▶ _ACTIVITY_
Show only those lines of the entries where the string "下列相关叙述错误的是" is found.

▶ _DATA EXTRACTS_
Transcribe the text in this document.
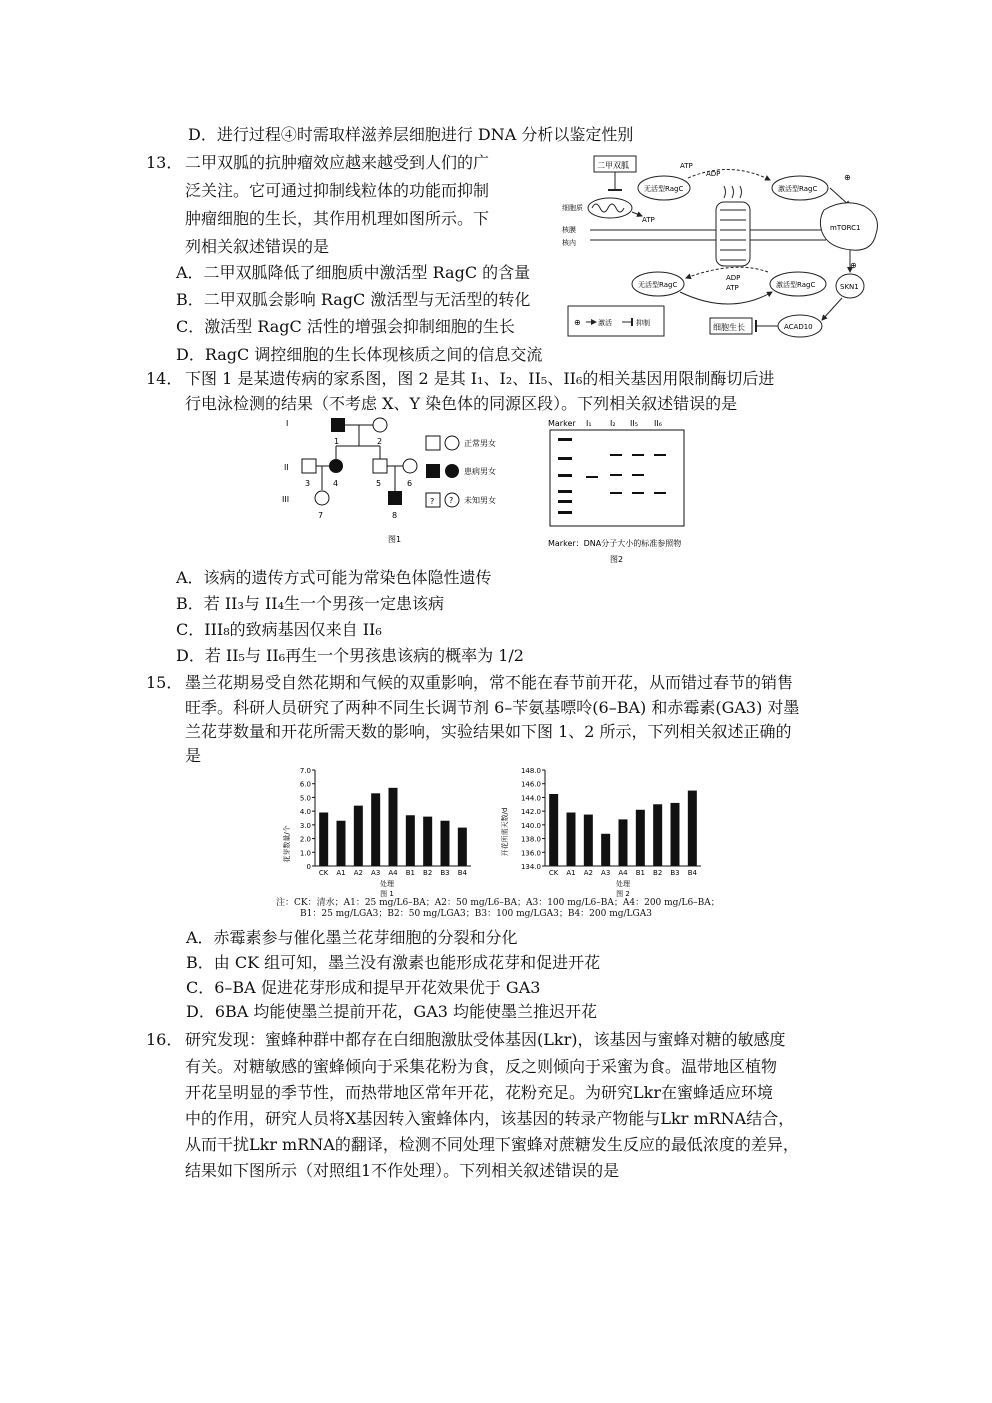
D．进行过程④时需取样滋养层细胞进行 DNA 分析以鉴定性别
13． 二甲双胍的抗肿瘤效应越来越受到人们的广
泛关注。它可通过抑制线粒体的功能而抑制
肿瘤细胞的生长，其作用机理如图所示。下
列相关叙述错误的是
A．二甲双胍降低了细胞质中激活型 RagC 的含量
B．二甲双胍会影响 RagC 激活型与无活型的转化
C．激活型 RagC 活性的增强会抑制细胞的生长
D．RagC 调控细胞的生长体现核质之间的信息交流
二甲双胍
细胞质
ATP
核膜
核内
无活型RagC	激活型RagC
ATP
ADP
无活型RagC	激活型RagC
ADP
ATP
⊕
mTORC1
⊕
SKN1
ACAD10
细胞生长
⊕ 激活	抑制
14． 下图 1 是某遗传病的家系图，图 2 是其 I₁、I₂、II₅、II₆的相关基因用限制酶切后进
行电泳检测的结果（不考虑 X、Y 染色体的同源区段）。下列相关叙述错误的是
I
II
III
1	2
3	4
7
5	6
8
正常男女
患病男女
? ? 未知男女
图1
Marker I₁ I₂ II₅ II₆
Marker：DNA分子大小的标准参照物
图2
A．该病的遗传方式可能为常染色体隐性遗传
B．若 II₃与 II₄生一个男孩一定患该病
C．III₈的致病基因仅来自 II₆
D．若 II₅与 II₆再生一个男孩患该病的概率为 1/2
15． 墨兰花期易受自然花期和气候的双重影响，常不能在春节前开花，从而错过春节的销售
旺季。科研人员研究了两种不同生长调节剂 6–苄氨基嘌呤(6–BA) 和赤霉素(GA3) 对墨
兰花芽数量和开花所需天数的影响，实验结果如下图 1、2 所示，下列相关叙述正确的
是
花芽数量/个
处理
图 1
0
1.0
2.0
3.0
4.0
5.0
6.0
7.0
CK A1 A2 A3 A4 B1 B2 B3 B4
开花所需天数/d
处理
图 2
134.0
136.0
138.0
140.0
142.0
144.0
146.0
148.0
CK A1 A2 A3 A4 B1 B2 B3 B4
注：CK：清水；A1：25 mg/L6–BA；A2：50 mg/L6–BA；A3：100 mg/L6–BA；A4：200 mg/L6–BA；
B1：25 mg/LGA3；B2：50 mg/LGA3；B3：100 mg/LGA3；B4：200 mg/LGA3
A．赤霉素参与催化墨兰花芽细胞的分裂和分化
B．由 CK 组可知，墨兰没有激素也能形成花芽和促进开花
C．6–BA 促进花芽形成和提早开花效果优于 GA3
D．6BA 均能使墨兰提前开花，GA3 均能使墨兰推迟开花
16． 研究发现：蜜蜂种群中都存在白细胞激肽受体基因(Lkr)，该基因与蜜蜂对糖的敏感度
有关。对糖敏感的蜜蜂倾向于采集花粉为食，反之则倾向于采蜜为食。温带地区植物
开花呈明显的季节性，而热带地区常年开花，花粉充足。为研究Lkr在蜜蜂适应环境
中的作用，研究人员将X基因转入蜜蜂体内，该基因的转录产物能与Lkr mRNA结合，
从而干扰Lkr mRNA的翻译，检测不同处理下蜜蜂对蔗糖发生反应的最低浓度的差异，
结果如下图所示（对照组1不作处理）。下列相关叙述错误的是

▶ _YOUR RESPONSE_
行电泳检测的结果（不考虑 X、Y 染色体的同源区段）。下列相关叙述错误的是
结果如下图所示（对照组1不作处理）。下列相关叙述错误的是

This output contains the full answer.